- **Listing**
--- start ---

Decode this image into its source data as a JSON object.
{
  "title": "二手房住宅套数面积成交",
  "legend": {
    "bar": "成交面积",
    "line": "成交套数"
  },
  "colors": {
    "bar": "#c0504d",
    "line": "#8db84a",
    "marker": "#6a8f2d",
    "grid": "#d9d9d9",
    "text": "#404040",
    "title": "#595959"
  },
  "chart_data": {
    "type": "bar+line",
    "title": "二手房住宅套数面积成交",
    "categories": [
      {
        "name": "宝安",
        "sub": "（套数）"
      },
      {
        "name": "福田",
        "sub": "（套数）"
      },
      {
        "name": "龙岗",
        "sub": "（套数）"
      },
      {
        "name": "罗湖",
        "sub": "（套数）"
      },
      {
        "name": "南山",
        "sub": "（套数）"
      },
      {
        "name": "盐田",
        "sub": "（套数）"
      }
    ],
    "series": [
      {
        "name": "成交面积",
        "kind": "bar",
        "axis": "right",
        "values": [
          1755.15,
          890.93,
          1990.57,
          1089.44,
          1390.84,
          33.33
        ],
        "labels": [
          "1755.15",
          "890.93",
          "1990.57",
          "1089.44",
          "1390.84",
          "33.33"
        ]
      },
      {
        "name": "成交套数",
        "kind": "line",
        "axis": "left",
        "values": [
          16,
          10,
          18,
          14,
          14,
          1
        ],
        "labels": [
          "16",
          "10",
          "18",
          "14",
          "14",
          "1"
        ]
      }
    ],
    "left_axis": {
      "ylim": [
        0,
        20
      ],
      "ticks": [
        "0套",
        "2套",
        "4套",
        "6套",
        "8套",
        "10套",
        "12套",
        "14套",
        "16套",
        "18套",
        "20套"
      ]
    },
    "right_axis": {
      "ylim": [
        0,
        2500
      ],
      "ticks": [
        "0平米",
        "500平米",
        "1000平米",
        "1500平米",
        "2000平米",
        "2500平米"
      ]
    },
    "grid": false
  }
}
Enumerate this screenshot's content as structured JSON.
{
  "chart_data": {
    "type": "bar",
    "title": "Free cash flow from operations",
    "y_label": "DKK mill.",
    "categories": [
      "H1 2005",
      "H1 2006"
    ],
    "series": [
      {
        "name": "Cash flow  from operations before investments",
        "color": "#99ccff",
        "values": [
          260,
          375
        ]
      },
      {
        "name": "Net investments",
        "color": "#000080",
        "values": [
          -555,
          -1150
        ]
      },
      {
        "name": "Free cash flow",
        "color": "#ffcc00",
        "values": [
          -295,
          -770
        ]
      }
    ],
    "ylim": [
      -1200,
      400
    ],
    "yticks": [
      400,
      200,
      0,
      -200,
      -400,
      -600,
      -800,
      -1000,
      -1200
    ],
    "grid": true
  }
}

--- end ---

- **Task goal**
Locate the line with "Enumerate this screenshot's" in the entries above; extract it and every line after it, verbatim.

- **Task result**
Enumerate this screenshot's content as structured JSON.
{
  "chart_data": {
    "type": "bar",
    "title": "Free cash flow from operations",
    "y_label": "DKK mill.",
    "categories": [
      "H1 2005",
      "H1 2006"
    ],
    "series": [
      {
        "name": "Cash flow  from operations before investments",
        "color": "#99ccff",
        "values": [
          260,
          375
        ]
      },
      {
        "name": "Net investments",
        "color": "#000080",
        "values": [
          -555,
          -1150
        ]
      },
      {
        "name": "Free cash flow",
        "color": "#ffcc00",
        "values": [
          -295,
          -770
        ]
      }
    ],
    "ylim": [
      -1200,
      400
    ],
    "yticks": [
      400,
      200,
      0,
      -200,
      -400,
      -600,
      -800,
      -1000,
      -1200
    ],
    "grid": true
  }
}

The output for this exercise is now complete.